**GOAL OF THE EXERCISE:** Look through the material below. Copy every line with the string "Choice" in it.

**THE INPUT:**
_____

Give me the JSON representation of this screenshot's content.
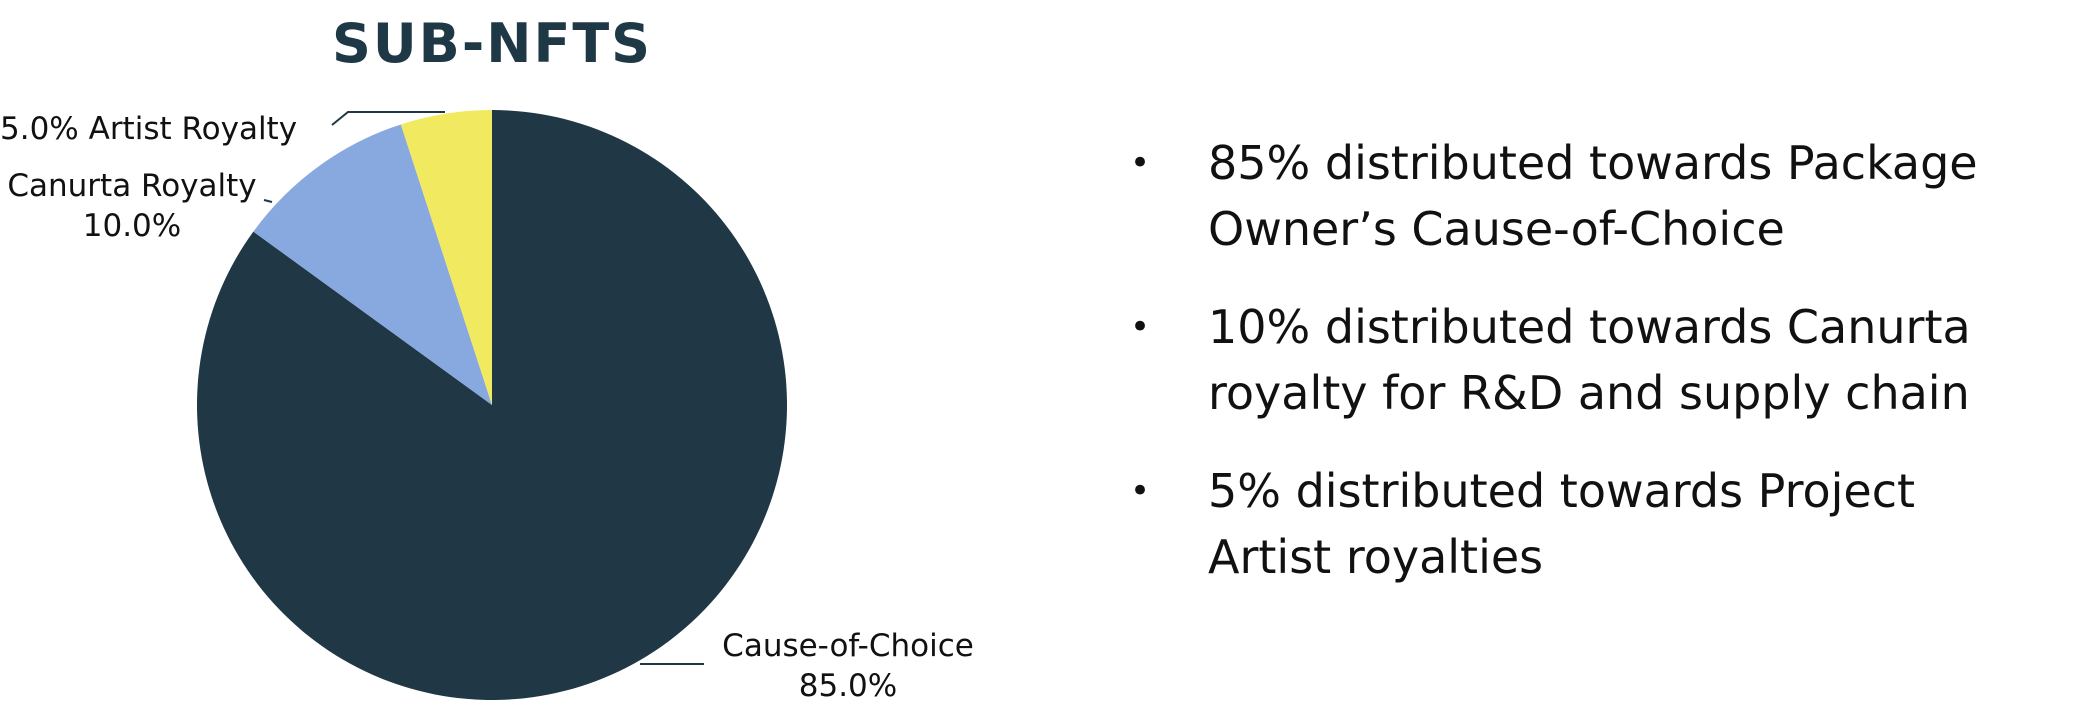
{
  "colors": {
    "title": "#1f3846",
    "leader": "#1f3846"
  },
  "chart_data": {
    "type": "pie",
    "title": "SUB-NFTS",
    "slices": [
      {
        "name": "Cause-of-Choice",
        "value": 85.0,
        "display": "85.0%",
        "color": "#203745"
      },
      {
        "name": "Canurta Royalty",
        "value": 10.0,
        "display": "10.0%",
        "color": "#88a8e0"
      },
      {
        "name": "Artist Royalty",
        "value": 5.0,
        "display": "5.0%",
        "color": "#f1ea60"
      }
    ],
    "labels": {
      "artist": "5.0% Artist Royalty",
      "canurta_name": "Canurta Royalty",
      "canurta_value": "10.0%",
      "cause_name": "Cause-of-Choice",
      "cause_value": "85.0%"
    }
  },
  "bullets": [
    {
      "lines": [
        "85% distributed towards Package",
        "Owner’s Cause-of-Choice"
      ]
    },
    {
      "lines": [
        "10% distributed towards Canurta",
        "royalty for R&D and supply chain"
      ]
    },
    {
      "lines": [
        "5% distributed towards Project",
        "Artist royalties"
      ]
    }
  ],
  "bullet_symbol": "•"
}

_____

**TASK ANSWER:**
        "name": "Cause-of-Choice",
      "cause_name": "Cause-of-Choice",
        "Owner’s Cause-of-Choice"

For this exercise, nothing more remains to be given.